EXERCISE DESCRIPTION:
Exactly as written, retype the listing below, omitting the pictures.

## begin

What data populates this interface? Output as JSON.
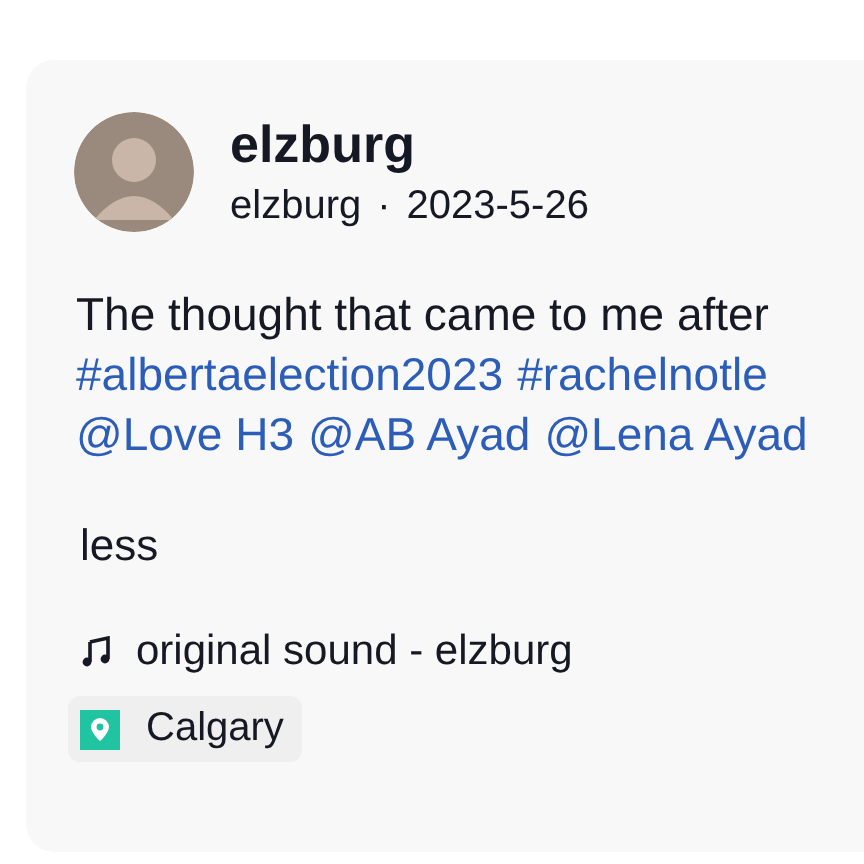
{
  "post": {
    "author": "elzburg",
    "handle": "elzburg",
    "separator": "·",
    "date": "2023-5-26",
    "text": "The thought that came to me after",
    "hashtags": [
      "#albertaelection2023",
      "#rachelnotle"
    ],
    "mentions": [
      "@Love H3",
      "@AB Ayad",
      "@Lena Ayad"
    ],
    "toggle": "less",
    "sound": "original sound - elzburg",
    "location": "Calgary"
  }
}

## end

EXERCISE OUTPUT:
What data populates this interface? Output as JSON.
{
  "post": {
    "author": "elzburg",
    "handle": "elzburg",
    "separator": "·",
    "date": "2023-5-26",
    "text": "The thought that came to me after",
    "hashtags": [
      "#albertaelection2023",
      "#rachelnotle"
    ],
    "mentions": [
      "@Love H3",
      "@AB Ayad",
      "@Lena Ayad"
    ],
    "toggle": "less",
    "sound": "original sound - elzburg",
    "location": "Calgary"
  }
}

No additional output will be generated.